[To do]
The entries need to be copied exactly.

[Data shown]
---

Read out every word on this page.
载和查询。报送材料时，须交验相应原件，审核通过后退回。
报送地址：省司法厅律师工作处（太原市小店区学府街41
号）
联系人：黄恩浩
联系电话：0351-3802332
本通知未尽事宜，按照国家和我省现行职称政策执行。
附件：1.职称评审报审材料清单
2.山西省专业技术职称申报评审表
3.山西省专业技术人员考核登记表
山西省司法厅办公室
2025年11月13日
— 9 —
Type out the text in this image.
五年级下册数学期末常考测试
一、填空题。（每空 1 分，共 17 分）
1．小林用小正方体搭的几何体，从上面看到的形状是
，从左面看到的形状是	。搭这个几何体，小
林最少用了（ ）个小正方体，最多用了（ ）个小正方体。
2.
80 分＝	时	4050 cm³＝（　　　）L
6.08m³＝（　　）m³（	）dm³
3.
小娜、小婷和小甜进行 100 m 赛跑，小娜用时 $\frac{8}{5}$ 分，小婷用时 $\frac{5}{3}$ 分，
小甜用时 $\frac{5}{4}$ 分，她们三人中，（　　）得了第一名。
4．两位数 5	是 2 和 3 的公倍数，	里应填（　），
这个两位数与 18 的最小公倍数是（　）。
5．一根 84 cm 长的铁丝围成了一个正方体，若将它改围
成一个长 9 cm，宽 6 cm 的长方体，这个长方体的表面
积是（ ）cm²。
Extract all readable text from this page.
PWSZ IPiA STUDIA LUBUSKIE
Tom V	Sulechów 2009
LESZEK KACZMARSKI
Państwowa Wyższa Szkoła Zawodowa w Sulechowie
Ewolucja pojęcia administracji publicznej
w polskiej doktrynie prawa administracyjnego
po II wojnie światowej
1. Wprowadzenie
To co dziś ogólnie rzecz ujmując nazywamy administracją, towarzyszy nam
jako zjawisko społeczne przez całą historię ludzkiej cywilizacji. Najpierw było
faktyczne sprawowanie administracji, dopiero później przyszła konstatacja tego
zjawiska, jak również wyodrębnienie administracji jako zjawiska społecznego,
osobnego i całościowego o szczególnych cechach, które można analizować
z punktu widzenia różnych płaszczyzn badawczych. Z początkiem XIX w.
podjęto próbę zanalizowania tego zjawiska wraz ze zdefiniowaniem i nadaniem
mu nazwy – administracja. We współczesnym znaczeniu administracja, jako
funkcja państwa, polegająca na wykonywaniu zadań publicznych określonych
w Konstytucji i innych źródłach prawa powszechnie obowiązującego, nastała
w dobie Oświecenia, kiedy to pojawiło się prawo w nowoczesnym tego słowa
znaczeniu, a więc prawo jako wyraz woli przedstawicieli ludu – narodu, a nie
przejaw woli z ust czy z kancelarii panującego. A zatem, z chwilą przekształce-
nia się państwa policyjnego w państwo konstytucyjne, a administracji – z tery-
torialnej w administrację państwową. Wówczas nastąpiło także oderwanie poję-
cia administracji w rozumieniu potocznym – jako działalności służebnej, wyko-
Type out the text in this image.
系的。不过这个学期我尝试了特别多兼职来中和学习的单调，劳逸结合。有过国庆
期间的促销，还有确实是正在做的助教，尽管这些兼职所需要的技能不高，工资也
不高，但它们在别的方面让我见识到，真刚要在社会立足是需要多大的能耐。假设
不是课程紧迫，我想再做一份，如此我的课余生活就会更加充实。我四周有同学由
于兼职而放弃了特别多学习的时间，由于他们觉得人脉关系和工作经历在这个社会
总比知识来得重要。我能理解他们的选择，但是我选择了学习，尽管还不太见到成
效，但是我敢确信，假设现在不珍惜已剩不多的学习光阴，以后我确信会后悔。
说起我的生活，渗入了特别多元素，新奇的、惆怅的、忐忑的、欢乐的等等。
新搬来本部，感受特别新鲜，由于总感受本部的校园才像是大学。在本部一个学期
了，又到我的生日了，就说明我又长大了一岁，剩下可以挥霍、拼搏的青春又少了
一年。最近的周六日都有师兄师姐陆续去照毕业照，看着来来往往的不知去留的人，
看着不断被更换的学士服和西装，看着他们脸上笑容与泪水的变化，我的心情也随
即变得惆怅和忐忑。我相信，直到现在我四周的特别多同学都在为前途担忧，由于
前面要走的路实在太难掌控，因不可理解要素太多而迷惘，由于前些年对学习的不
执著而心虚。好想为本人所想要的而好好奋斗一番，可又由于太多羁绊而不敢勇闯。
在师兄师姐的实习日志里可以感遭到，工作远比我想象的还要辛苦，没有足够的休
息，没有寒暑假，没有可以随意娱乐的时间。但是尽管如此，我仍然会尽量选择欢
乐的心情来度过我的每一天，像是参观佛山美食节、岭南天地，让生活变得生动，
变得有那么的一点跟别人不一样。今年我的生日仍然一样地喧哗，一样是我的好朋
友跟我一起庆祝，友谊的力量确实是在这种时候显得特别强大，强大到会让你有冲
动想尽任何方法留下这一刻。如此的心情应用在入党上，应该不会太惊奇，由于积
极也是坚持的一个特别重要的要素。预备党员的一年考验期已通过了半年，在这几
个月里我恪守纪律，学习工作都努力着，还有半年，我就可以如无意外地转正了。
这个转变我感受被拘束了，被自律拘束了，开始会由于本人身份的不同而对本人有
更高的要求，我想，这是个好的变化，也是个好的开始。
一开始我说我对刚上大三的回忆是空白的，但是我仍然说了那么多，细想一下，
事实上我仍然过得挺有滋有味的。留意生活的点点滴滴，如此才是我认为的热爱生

---

[The output]
Read out every word on this page.
载和查询。报送材料时，须交验相应原件，审核通过后退回。
报送地址：省司法厅律师工作处（太原市小店区学府街41
号）
联系人：黄恩浩
联系电话：0351-3802332
本通知未尽事宜，按照国家和我省现行职称政策执行。
附件：1.职称评审报审材料清单
2.山西省专业技术职称申报评审表
3.山西省专业技术人员考核登记表
山西省司法厅办公室
2025年11月13日
— 9 —
Type out the text in this image.
五年级下册数学期末常考测试
一、填空题。（每空 1 分，共 17 分）
1．小林用小正方体搭的几何体，从上面看到的形状是
，从左面看到的形状是	。搭这个几何体，小
林最少用了（ ）个小正方体，最多用了（ ）个小正方体。
2.
80 分＝	时	4050 cm³＝（　　　）L
6.08m³＝（　　）m³（	）dm³
3.
小娜、小婷和小甜进行 100 m 赛跑，小娜用时 $\frac{8}{5}$ 分，小婷用时 $\frac{5}{3}$ 分，
小甜用时 $\frac{5}{4}$ 分，她们三人中，（　　）得了第一名。
4．两位数 5	是 2 和 3 的公倍数，	里应填（　），
这个两位数与 18 的最小公倍数是（　）。
5．一根 84 cm 长的铁丝围成了一个正方体，若将它改围
成一个长 9 cm，宽 6 cm 的长方体，这个长方体的表面
积是（ ）cm²。
Extract all readable text from this page.
PWSZ IPiA STUDIA LUBUSKIE
Tom V	Sulechów 2009
LESZEK KACZMARSKI
Państwowa Wyższa Szkoła Zawodowa w Sulechowie
Ewolucja pojęcia administracji publicznej
w polskiej doktrynie prawa administracyjnego
po II wojnie światowej
1. Wprowadzenie
To co dziś ogólnie rzecz ujmując nazywamy administracją, towarzyszy nam
jako zjawisko społeczne przez całą historię ludzkiej cywilizacji. Najpierw było
faktyczne sprawowanie administracji, dopiero później przyszła konstatacja tego
zjawiska, jak również wyodrębnienie administracji jako zjawiska społecznego,
osobnego i całościowego o szczególnych cechach, które można analizować
z punktu widzenia różnych płaszczyzn badawczych. Z początkiem XIX w.
podjęto próbę zanalizowania tego zjawiska wraz ze zdefiniowaniem i nadaniem
mu nazwy – administracja. We współczesnym znaczeniu administracja, jako
funkcja państwa, polegająca na wykonywaniu zadań publicznych określonych
w Konstytucji i innych źródłach prawa powszechnie obowiązującego, nastała
w dobie Oświecenia, kiedy to pojawiło się prawo w nowoczesnym tego słowa
znaczeniu, a więc prawo jako wyraz woli przedstawicieli ludu – narodu, a nie
przejaw woli z ust czy z kancelarii panującego. A zatem, z chwilą przekształce-
nia się państwa policyjnego w państwo konstytucyjne, a administracji – z tery-
torialnej w administrację państwową. Wówczas nastąpiło także oderwanie poję-
cia administracji w rozumieniu potocznym – jako działalności służebnej, wyko-
Type out the text in this image.
系的。不过这个学期我尝试了特别多兼职来中和学习的单调，劳逸结合。有过国庆
期间的促销，还有确实是正在做的助教，尽管这些兼职所需要的技能不高，工资也
不高，但它们在别的方面让我见识到，真刚要在社会立足是需要多大的能耐。假设
不是课程紧迫，我想再做一份，如此我的课余生活就会更加充实。我四周有同学由
于兼职而放弃了特别多学习的时间，由于他们觉得人脉关系和工作经历在这个社会
总比知识来得重要。我能理解他们的选择，但是我选择了学习，尽管还不太见到成
效，但是我敢确信，假设现在不珍惜已剩不多的学习光阴，以后我确信会后悔。
说起我的生活，渗入了特别多元素，新奇的、惆怅的、忐忑的、欢乐的等等。
新搬来本部，感受特别新鲜，由于总感受本部的校园才像是大学。在本部一个学期
了，又到我的生日了，就说明我又长大了一岁，剩下可以挥霍、拼搏的青春又少了
一年。最近的周六日都有师兄师姐陆续去照毕业照，看着来来往往的不知去留的人，
看着不断被更换的学士服和西装，看着他们脸上笑容与泪水的变化，我的心情也随
即变得惆怅和忐忑。我相信，直到现在我四周的特别多同学都在为前途担忧，由于
前面要走的路实在太难掌控，因不可理解要素太多而迷惘，由于前些年对学习的不
执著而心虚。好想为本人所想要的而好好奋斗一番，可又由于太多羁绊而不敢勇闯。
在师兄师姐的实习日志里可以感遭到，工作远比我想象的还要辛苦，没有足够的休
息，没有寒暑假，没有可以随意娱乐的时间。但是尽管如此，我仍然会尽量选择欢
乐的心情来度过我的每一天，像是参观佛山美食节、岭南天地，让生活变得生动，
变得有那么的一点跟别人不一样。今年我的生日仍然一样地喧哗，一样是我的好朋
友跟我一起庆祝，友谊的力量确实是在这种时候显得特别强大，强大到会让你有冲
动想尽任何方法留下这一刻。如此的心情应用在入党上，应该不会太惊奇，由于积
极也是坚持的一个特别重要的要素。预备党员的一年考验期已通过了半年，在这几
个月里我恪守纪律，学习工作都努力着，还有半年，我就可以如无意外地转正了。
这个转变我感受被拘束了，被自律拘束了，开始会由于本人身份的不同而对本人有
更高的要求，我想，这是个好的变化，也是个好的开始。
一开始我说我对刚上大三的回忆是空白的，但是我仍然说了那么多，细想一下，
事实上我仍然过得挺有滋有味的。留意生活的点点滴滴，如此才是我认为的热爱生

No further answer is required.